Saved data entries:
>> start

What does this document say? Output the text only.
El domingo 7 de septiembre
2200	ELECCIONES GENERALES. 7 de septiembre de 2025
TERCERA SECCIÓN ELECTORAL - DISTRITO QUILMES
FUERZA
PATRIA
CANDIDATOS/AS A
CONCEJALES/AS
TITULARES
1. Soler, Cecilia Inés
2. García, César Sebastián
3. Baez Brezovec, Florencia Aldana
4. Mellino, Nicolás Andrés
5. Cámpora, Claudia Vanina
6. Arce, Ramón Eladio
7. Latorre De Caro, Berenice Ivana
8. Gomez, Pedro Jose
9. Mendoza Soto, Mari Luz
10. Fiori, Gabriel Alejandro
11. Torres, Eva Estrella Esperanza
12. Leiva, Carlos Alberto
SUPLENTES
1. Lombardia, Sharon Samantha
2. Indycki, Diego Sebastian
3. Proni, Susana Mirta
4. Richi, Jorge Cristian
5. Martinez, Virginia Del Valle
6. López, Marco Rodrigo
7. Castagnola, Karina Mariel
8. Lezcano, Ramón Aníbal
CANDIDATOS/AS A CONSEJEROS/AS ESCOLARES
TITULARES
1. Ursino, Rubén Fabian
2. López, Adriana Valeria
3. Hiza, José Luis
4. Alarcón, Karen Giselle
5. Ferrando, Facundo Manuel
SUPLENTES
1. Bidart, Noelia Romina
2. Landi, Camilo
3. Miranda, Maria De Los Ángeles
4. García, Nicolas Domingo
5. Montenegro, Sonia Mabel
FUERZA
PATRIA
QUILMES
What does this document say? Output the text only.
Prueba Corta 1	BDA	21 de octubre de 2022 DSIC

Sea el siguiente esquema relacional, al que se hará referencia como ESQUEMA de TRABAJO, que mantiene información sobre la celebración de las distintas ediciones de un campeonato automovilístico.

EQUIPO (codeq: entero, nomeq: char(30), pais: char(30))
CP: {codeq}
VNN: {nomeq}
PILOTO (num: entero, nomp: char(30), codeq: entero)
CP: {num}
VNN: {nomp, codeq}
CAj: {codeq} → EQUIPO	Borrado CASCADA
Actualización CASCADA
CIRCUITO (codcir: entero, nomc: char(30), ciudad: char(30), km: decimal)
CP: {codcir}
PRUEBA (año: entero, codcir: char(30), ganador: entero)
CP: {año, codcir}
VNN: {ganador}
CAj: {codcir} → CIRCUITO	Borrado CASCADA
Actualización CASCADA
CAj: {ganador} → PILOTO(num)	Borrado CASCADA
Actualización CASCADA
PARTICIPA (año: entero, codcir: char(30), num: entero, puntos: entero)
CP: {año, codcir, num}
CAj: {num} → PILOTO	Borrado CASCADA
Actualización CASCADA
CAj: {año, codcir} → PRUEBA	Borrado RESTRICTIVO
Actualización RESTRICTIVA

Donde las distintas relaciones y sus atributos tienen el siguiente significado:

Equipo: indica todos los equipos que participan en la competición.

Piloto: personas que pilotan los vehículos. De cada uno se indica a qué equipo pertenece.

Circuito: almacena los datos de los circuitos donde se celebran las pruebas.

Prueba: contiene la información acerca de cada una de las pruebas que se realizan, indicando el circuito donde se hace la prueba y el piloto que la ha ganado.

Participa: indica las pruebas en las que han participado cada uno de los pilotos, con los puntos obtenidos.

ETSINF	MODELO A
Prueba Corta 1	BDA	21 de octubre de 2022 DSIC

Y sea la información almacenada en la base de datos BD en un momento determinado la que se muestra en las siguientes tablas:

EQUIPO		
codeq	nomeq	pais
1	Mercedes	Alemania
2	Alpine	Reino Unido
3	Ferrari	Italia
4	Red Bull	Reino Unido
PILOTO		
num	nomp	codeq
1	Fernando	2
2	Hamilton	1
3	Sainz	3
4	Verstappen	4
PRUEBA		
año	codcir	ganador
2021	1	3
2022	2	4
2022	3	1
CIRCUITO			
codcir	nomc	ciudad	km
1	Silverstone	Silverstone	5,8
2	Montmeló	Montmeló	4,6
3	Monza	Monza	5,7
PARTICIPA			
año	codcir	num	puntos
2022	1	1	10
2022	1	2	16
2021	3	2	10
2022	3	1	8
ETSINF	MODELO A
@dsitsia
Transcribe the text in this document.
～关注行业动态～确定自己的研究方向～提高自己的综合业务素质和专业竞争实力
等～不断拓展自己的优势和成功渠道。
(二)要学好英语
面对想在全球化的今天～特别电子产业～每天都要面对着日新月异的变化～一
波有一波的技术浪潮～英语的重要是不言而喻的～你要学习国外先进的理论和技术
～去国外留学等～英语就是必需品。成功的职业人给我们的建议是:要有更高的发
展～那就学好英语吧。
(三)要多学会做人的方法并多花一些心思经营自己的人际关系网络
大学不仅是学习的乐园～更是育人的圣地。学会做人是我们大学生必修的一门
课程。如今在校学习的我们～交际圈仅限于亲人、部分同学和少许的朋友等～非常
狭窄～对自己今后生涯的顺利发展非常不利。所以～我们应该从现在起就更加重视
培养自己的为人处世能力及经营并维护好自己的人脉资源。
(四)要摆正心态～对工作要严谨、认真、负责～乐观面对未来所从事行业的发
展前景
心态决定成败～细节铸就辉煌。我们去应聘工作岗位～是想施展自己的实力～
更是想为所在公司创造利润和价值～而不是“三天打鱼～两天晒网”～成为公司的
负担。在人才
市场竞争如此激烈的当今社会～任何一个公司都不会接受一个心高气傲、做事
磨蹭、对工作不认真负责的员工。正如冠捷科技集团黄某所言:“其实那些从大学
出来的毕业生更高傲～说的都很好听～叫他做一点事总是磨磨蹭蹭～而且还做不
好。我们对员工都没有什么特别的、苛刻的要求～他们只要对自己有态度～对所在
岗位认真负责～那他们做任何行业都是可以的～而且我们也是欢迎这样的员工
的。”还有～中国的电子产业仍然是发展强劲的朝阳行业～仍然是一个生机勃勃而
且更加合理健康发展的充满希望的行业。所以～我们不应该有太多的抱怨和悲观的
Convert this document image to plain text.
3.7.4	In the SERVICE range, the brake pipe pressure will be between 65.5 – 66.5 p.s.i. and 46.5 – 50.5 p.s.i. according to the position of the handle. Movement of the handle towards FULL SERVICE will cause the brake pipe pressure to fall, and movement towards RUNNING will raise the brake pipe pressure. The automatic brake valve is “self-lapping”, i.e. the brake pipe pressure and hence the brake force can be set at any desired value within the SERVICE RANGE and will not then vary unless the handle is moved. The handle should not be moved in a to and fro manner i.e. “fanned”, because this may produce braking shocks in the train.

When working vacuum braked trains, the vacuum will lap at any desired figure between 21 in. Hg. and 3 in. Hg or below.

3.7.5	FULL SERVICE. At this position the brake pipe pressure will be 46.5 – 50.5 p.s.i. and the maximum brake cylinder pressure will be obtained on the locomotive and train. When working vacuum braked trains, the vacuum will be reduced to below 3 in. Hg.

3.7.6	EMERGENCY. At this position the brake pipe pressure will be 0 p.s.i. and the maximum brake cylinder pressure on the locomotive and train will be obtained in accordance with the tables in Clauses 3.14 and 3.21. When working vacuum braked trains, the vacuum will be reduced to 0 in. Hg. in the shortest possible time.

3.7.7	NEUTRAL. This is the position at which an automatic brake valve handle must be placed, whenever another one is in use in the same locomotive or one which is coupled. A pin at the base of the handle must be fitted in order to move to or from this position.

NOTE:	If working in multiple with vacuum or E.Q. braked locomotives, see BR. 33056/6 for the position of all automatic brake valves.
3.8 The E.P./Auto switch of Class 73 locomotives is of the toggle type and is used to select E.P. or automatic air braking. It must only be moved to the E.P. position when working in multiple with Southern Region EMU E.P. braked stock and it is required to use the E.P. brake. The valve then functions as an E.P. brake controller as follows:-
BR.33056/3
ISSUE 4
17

>> end

• EXERCISE REQUIREMENTS: The records above must be repeated exactly, every one of them.

• OUTPUT BELOW:
What does this document say? Output the text only.
El domingo 7 de septiembre
2200	ELECCIONES GENERALES. 7 de septiembre de 2025
TERCERA SECCIÓN ELECTORAL - DISTRITO QUILMES
FUERZA
PATRIA
CANDIDATOS/AS A
CONCEJALES/AS
TITULARES
1. Soler, Cecilia Inés
2. García, César Sebastián
3. Baez Brezovec, Florencia Aldana
4. Mellino, Nicolás Andrés
5. Cámpora, Claudia Vanina
6. Arce, Ramón Eladio
7. Latorre De Caro, Berenice Ivana
8. Gomez, Pedro Jose
9. Mendoza Soto, Mari Luz
10. Fiori, Gabriel Alejandro
11. Torres, Eva Estrella Esperanza
12. Leiva, Carlos Alberto
SUPLENTES
1. Lombardia, Sharon Samantha
2. Indycki, Diego Sebastian
3. Proni, Susana Mirta
4. Richi, Jorge Cristian
5. Martinez, Virginia Del Valle
6. López, Marco Rodrigo
7. Castagnola, Karina Mariel
8. Lezcano, Ramón Aníbal
CANDIDATOS/AS A CONSEJEROS/AS ESCOLARES
TITULARES
1. Ursino, Rubén Fabian
2. López, Adriana Valeria
3. Hiza, José Luis
4. Alarcón, Karen Giselle
5. Ferrando, Facundo Manuel
SUPLENTES
1. Bidart, Noelia Romina
2. Landi, Camilo
3. Miranda, Maria De Los Ángeles
4. García, Nicolas Domingo
5. Montenegro, Sonia Mabel
FUERZA
PATRIA
QUILMES
What does this document say? Output the text only.
Prueba Corta 1	BDA	21 de octubre de 2022 DSIC

Sea el siguiente esquema relacional, al que se hará referencia como ESQUEMA de TRABAJO, que mantiene información sobre la celebración de las distintas ediciones de un campeonato automovilístico.

EQUIPO (codeq: entero, nomeq: char(30), pais: char(30))
CP: {codeq}
VNN: {nomeq}
PILOTO (num: entero, nomp: char(30), codeq: entero)
CP: {num}
VNN: {nomp, codeq}
CAj: {codeq} → EQUIPO	Borrado CASCADA
Actualización CASCADA
CIRCUITO (codcir: entero, nomc: char(30), ciudad: char(30), km: decimal)
CP: {codcir}
PRUEBA (año: entero, codcir: char(30), ganador: entero)
CP: {año, codcir}
VNN: {ganador}
CAj: {codcir} → CIRCUITO	Borrado CASCADA
Actualización CASCADA
CAj: {ganador} → PILOTO(num)	Borrado CASCADA
Actualización CASCADA
PARTICIPA (año: entero, codcir: char(30), num: entero, puntos: entero)
CP: {año, codcir, num}
CAj: {num} → PILOTO	Borrado CASCADA
Actualización CASCADA
CAj: {año, codcir} → PRUEBA	Borrado RESTRICTIVO
Actualización RESTRICTIVA

Donde las distintas relaciones y sus atributos tienen el siguiente significado:

Equipo: indica todos los equipos que participan en la competición.

Piloto: personas que pilotan los vehículos. De cada uno se indica a qué equipo pertenece.

Circuito: almacena los datos de los circuitos donde se celebran las pruebas.

Prueba: contiene la información acerca de cada una de las pruebas que se realizan, indicando el circuito donde se hace la prueba y el piloto que la ha ganado.

Participa: indica las pruebas en las que han participado cada uno de los pilotos, con los puntos obtenidos.

ETSINF	MODELO A
Prueba Corta 1	BDA	21 de octubre de 2022 DSIC

Y sea la información almacenada en la base de datos BD en un momento determinado la que se muestra en las siguientes tablas:

EQUIPO		
codeq	nomeq	pais
1	Mercedes	Alemania
2	Alpine	Reino Unido
3	Ferrari	Italia
4	Red Bull	Reino Unido
PILOTO		
num	nomp	codeq
1	Fernando	2
2	Hamilton	1
3	Sainz	3
4	Verstappen	4
PRUEBA		
año	codcir	ganador
2021	1	3
2022	2	4
2022	3	1
CIRCUITO			
codcir	nomc	ciudad	km
1	Silverstone	Silverstone	5,8
2	Montmeló	Montmeló	4,6
3	Monza	Monza	5,7
PARTICIPA			
año	codcir	num	puntos
2022	1	1	10
2022	1	2	16
2021	3	2	10
2022	3	1	8
ETSINF	MODELO A
@dsitsia
Transcribe the text in this document.
～关注行业动态～确定自己的研究方向～提高自己的综合业务素质和专业竞争实力
等～不断拓展自己的优势和成功渠道。
(二)要学好英语
面对想在全球化的今天～特别电子产业～每天都要面对着日新月异的变化～一
波有一波的技术浪潮～英语的重要是不言而喻的～你要学习国外先进的理论和技术
～去国外留学等～英语就是必需品。成功的职业人给我们的建议是:要有更高的发
展～那就学好英语吧。
(三)要多学会做人的方法并多花一些心思经营自己的人际关系网络
大学不仅是学习的乐园～更是育人的圣地。学会做人是我们大学生必修的一门
课程。如今在校学习的我们～交际圈仅限于亲人、部分同学和少许的朋友等～非常
狭窄～对自己今后生涯的顺利发展非常不利。所以～我们应该从现在起就更加重视
培养自己的为人处世能力及经营并维护好自己的人脉资源。
(四)要摆正心态～对工作要严谨、认真、负责～乐观面对未来所从事行业的发
展前景
心态决定成败～细节铸就辉煌。我们去应聘工作岗位～是想施展自己的实力～
更是想为所在公司创造利润和价值～而不是“三天打鱼～两天晒网”～成为公司的
负担。在人才
市场竞争如此激烈的当今社会～任何一个公司都不会接受一个心高气傲、做事
磨蹭、对工作不认真负责的员工。正如冠捷科技集团黄某所言:“其实那些从大学
出来的毕业生更高傲～说的都很好听～叫他做一点事总是磨磨蹭蹭～而且还做不
好。我们对员工都没有什么特别的、苛刻的要求～他们只要对自己有态度～对所在
岗位认真负责～那他们做任何行业都是可以的～而且我们也是欢迎这样的员工
的。”还有～中国的电子产业仍然是发展强劲的朝阳行业～仍然是一个生机勃勃而
且更加合理健康发展的充满希望的行业。所以～我们不应该有太多的抱怨和悲观的
Convert this document image to plain text.
3.7.4	In the SERVICE range, the brake pipe pressure will be between 65.5 – 66.5 p.s.i. and 46.5 – 50.5 p.s.i. according to the position of the handle. Movement of the handle towards FULL SERVICE will cause the brake pipe pressure to fall, and movement towards RUNNING will raise the brake pipe pressure. The automatic brake valve is “self-lapping”, i.e. the brake pipe pressure and hence the brake force can be set at any desired value within the SERVICE RANGE and will not then vary unless the handle is moved. The handle should not be moved in a to and fro manner i.e. “fanned”, because this may produce braking shocks in the train.

When working vacuum braked trains, the vacuum will lap at any desired figure between 21 in. Hg. and 3 in. Hg or below.

3.7.5	FULL SERVICE. At this position the brake pipe pressure will be 46.5 – 50.5 p.s.i. and the maximum brake cylinder pressure will be obtained on the locomotive and train. When working vacuum braked trains, the vacuum will be reduced to below 3 in. Hg.

3.7.6	EMERGENCY. At this position the brake pipe pressure will be 0 p.s.i. and the maximum brake cylinder pressure on the locomotive and train will be obtained in accordance with the tables in Clauses 3.14 and 3.21. When working vacuum braked trains, the vacuum will be reduced to 0 in. Hg. in the shortest possible time.

3.7.7	NEUTRAL. This is the position at which an automatic brake valve handle must be placed, whenever another one is in use in the same locomotive or one which is coupled. A pin at the base of the handle must be fitted in order to move to or from this position.

NOTE:	If working in multiple with vacuum or E.Q. braked locomotives, see BR. 33056/6 for the position of all automatic brake valves.
3.8 The E.P./Auto switch of Class 73 locomotives is of the toggle type and is used to select E.P. or automatic air braking. It must only be moved to the E.P. position when working in multiple with Southern Region EMU E.P. braked stock and it is required to use the E.P. brake. The valve then functions as an E.P. brake controller as follows:-
BR.33056/3
ISSUE 4
17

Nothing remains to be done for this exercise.